**What you have to do**
Copy the records below exactly, leaving out any pictures.

**Recorded data**
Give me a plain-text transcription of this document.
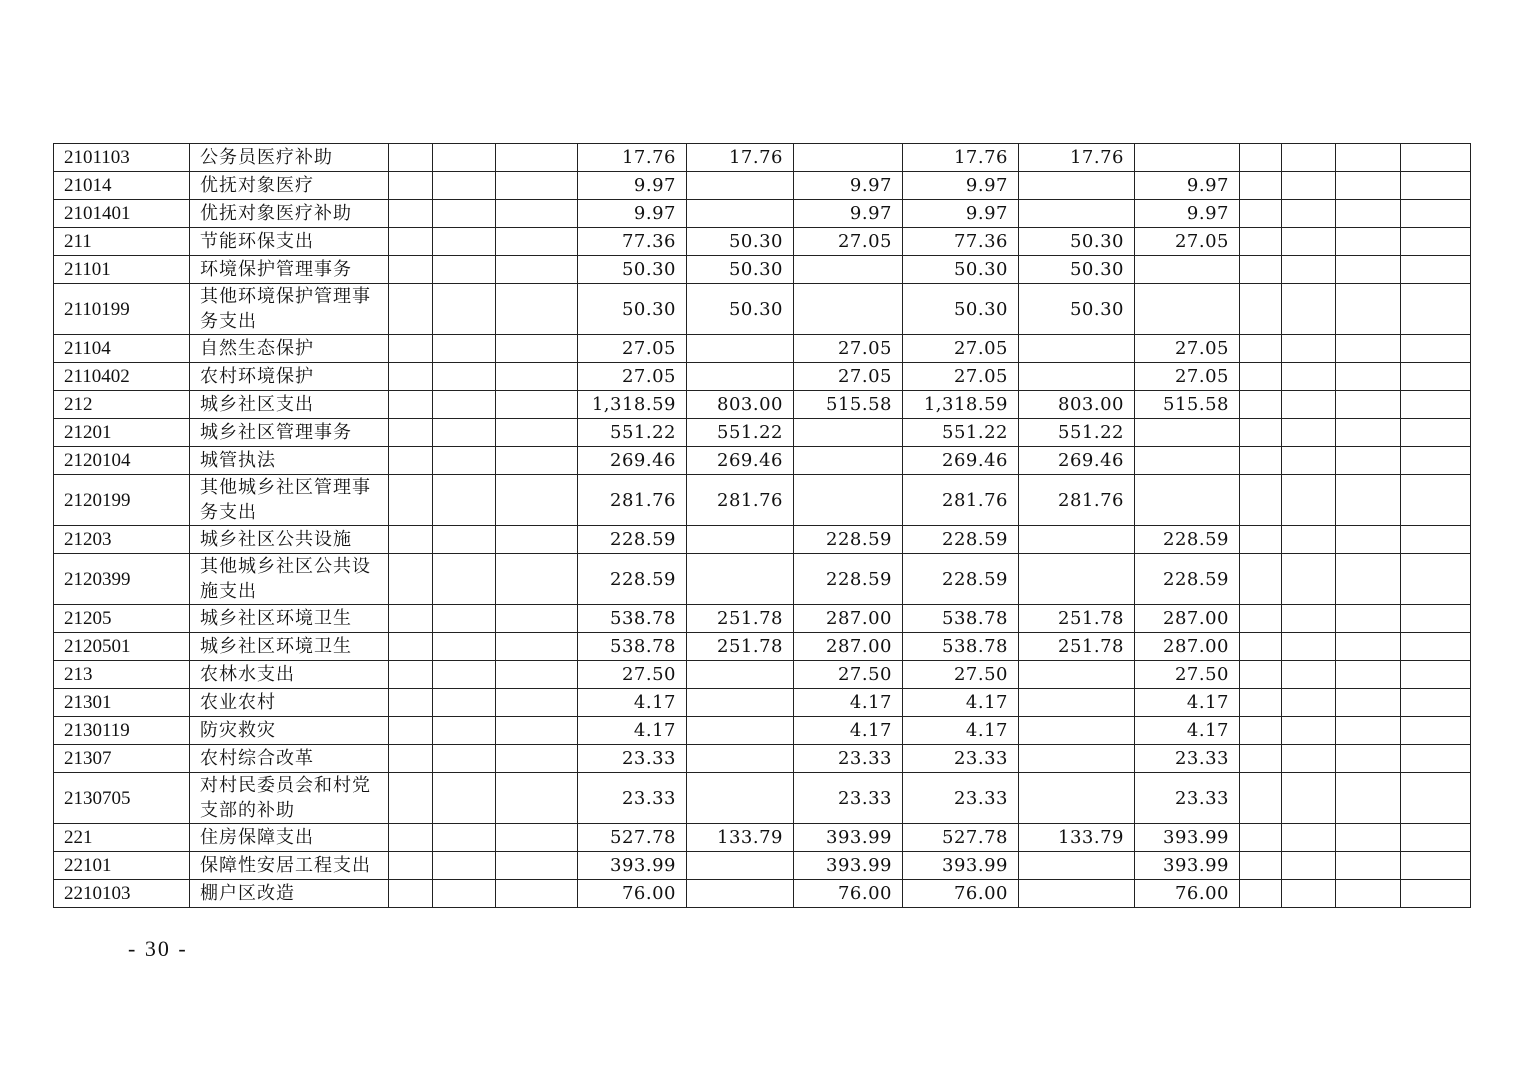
2101103	公务员医疗补助				17.76	17.76		17.76	17.76					
21014	优抚对象医疗				9.97		9.97	9.97		9.97				
2101401	优抚对象医疗补助				9.97		9.97	9.97		9.97				
211	节能环保支出				77.36	50.30	27.05	77.36	50.30	27.05				
21101	环境保护管理事务				50.30	50.30		50.30	50.30					
2110199	其他环境保护管理事务支出				50.30	50.30		50.30	50.30					
21104	自然生态保护				27.05		27.05	27.05		27.05				
2110402	农村环境保护				27.05		27.05	27.05		27.05				
212	城乡社区支出				1,318.59	803.00	515.58	1,318.59	803.00	515.58				
21201	城乡社区管理事务				551.22	551.22		551.22	551.22					
2120104	城管执法				269.46	269.46		269.46	269.46					
2120199	其他城乡社区管理事务支出				281.76	281.76		281.76	281.76					
21203	城乡社区公共设施				228.59		228.59	228.59		228.59				
2120399	其他城乡社区公共设施支出				228.59		228.59	228.59		228.59				
21205	城乡社区环境卫生				538.78	251.78	287.00	538.78	251.78	287.00				
2120501	城乡社区环境卫生				538.78	251.78	287.00	538.78	251.78	287.00				
213	农林水支出				27.50		27.50	27.50		27.50				
21301	农业农村				4.17		4.17	4.17		4.17				
2130119	防灾救灾				4.17		4.17	4.17		4.17				
21307	农村综合改革				23.33		23.33	23.33		23.33				
2130705	对村民委员会和村党支部的补助				23.33		23.33	23.33		23.33				
221	住房保障支出				527.78	133.79	393.99	527.78	133.79	393.99				
22101	保障性安居工程支出				393.99		393.99	393.99		393.99				
2210103	棚户区改造				76.00		76.00	76.00		76.00				
- 30 -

**Solved problem**
Give me a plain-text transcription of this document.
2101103	公务员医疗补助				17.76	17.76		17.76	17.76					
21014	优抚对象医疗				9.97		9.97	9.97		9.97				
2101401	优抚对象医疗补助				9.97		9.97	9.97		9.97				
211	节能环保支出				77.36	50.30	27.05	77.36	50.30	27.05				
21101	环境保护管理事务				50.30	50.30		50.30	50.30					
2110199	其他环境保护管理事务支出				50.30	50.30		50.30	50.30					
21104	自然生态保护				27.05		27.05	27.05		27.05				
2110402	农村环境保护				27.05		27.05	27.05		27.05				
212	城乡社区支出				1,318.59	803.00	515.58	1,318.59	803.00	515.58				
21201	城乡社区管理事务				551.22	551.22		551.22	551.22					
2120104	城管执法				269.46	269.46		269.46	269.46					
2120199	其他城乡社区管理事务支出				281.76	281.76		281.76	281.76					
21203	城乡社区公共设施				228.59		228.59	228.59		228.59				
2120399	其他城乡社区公共设施支出				228.59		228.59	228.59		228.59				
21205	城乡社区环境卫生				538.78	251.78	287.00	538.78	251.78	287.00				
2120501	城乡社区环境卫生				538.78	251.78	287.00	538.78	251.78	287.00				
213	农林水支出				27.50		27.50	27.50		27.50				
21301	农业农村				4.17		4.17	4.17		4.17				
2130119	防灾救灾				4.17		4.17	4.17		4.17				
21307	农村综合改革				23.33		23.33	23.33		23.33				
2130705	对村民委员会和村党支部的补助				23.33		23.33	23.33		23.33				
221	住房保障支出				527.78	133.79	393.99	527.78	133.79	393.99				
22101	保障性安居工程支出				393.99		393.99	393.99		393.99				
2210103	棚户区改造				76.00		76.00	76.00		76.00				
- 30 -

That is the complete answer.